--- What the exercise asks ---
Retype the lines below, starting at the line that contains "no-sim-icon (354, 8, 370, 24)" and ending at the line that contains "Identify all the", with both of those lines included.

--- Source data ---
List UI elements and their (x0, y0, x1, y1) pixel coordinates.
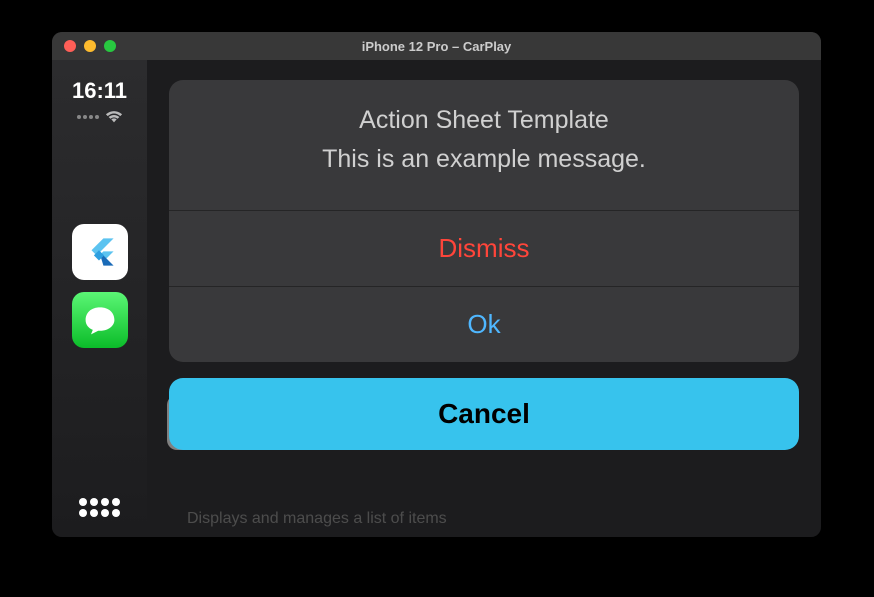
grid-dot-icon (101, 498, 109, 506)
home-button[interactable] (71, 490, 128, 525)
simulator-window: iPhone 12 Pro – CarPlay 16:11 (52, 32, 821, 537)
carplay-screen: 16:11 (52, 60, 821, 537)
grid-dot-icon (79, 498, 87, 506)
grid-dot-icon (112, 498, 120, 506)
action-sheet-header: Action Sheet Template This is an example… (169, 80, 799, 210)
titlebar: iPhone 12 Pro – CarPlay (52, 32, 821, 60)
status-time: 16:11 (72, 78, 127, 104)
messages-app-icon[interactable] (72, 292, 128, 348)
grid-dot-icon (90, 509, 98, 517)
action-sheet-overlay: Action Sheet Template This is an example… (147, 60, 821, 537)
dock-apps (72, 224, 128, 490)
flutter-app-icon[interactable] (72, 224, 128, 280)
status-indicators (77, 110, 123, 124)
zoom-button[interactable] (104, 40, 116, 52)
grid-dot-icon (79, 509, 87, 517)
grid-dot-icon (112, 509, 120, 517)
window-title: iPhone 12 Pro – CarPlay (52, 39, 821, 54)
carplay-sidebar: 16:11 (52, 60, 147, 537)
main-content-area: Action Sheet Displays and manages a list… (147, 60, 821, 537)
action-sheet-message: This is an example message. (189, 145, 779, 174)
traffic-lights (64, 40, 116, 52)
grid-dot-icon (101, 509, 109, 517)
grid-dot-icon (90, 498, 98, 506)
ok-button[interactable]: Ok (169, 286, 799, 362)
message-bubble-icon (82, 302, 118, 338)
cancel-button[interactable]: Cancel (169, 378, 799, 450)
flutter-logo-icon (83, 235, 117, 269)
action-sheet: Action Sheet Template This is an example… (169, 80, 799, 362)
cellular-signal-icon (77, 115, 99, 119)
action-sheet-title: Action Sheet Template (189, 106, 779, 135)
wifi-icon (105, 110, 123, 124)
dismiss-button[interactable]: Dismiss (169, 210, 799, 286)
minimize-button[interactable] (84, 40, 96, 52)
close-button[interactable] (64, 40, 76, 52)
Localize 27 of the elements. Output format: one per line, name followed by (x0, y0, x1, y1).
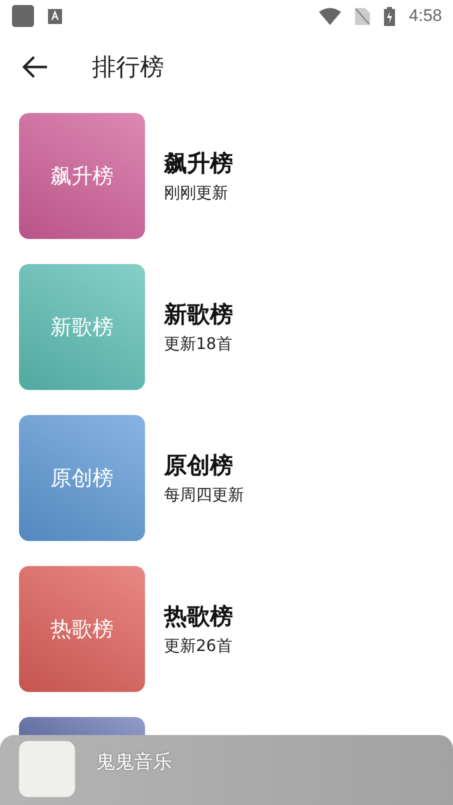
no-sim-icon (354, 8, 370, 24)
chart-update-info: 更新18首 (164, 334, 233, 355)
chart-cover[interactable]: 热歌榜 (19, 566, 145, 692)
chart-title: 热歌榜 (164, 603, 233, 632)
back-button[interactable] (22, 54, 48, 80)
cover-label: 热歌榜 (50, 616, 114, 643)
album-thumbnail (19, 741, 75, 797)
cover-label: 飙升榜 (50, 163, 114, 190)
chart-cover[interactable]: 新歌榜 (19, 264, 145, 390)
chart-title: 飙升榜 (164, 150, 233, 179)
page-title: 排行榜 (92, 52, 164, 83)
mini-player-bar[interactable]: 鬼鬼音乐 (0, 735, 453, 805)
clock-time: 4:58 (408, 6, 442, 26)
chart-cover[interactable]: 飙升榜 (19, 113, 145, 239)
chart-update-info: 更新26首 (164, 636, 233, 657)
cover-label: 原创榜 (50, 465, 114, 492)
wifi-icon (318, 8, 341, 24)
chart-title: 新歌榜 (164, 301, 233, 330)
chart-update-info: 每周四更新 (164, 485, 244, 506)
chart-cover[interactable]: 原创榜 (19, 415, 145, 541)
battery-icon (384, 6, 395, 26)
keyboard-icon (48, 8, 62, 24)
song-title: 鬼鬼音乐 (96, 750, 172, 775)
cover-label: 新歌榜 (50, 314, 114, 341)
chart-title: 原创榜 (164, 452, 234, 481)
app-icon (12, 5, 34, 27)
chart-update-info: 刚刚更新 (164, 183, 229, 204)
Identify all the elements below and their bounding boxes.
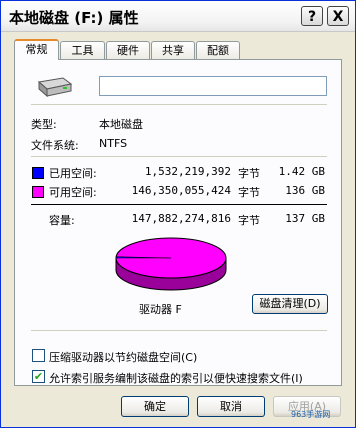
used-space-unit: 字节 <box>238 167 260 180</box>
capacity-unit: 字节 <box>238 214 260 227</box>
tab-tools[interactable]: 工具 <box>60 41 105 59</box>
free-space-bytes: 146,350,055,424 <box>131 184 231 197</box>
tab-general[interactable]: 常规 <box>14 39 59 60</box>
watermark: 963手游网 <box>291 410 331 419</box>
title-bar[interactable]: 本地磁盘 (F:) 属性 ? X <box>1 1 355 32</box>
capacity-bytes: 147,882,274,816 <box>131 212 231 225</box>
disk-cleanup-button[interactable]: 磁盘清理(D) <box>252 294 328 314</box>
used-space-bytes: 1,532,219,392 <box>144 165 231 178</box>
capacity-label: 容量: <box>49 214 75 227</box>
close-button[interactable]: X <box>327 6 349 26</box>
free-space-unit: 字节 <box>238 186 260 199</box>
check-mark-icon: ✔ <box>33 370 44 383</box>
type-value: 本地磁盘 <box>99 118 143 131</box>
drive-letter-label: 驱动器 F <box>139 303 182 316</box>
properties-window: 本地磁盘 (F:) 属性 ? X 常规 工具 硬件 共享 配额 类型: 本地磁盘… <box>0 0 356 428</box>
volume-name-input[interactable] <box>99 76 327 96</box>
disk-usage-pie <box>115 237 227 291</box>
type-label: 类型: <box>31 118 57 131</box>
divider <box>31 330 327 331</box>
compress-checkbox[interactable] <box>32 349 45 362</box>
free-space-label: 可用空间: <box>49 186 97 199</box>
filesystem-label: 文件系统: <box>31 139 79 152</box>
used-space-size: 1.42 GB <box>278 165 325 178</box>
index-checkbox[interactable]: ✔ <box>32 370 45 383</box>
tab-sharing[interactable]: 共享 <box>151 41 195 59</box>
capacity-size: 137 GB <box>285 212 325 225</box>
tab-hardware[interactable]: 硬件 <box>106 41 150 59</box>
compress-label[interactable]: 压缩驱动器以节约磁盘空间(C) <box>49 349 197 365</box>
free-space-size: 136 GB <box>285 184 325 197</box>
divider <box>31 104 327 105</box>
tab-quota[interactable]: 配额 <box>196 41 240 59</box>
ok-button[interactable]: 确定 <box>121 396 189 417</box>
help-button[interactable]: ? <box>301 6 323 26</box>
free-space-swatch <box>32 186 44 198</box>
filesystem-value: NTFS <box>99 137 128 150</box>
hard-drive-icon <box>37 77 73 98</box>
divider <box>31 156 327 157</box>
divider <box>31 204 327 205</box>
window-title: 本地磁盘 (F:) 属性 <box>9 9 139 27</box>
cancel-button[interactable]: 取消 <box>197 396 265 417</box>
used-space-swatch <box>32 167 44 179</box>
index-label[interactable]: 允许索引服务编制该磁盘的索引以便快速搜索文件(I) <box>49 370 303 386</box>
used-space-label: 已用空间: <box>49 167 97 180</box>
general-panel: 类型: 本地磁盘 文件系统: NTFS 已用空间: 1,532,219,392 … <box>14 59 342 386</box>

--- Response to the exercise ---
no-sim-icon (354, 8, 370, 24)
chart-update-info: 更新18首 (164, 334, 233, 355)
chart-cover[interactable]: 热歌榜 (19, 566, 145, 692)
chart-title: 热歌榜 (164, 603, 233, 632)
back-button[interactable] (22, 54, 48, 80)
cover-label: 热歌榜 (50, 616, 114, 643)
album-thumbnail (19, 741, 75, 797)
cover-label: 飙升榜 (50, 163, 114, 190)
chart-cover[interactable]: 新歌榜 (19, 264, 145, 390)
chart-title: 飙升榜 (164, 150, 233, 179)
page-title: 排行榜 (92, 52, 164, 83)
mini-player-bar[interactable]: 鬼鬼音乐 (0, 735, 453, 805)
clock-time: 4:58 (408, 6, 442, 26)
chart-cover[interactable]: 飙升榜 (19, 113, 145, 239)
chart-update-info: 更新26首 (164, 636, 233, 657)
cover-label: 原创榜 (50, 465, 114, 492)
wifi-icon (318, 8, 341, 24)
chart-title: 新歌榜 (164, 301, 233, 330)
chart-update-info: 每周四更新 (164, 485, 244, 506)
chart-cover[interactable]: 原创榜 (19, 415, 145, 541)
battery-icon (384, 6, 395, 26)
keyboard-icon (48, 8, 62, 24)
song-title: 鬼鬼音乐 (96, 750, 172, 775)
cover-label: 新歌榜 (50, 314, 114, 341)
chart-title: 原创榜 (164, 452, 234, 481)
app-icon (12, 5, 34, 27)
chart-update-info: 刚刚更新 (164, 183, 229, 204)
Identify all the elements below and their bounding boxes.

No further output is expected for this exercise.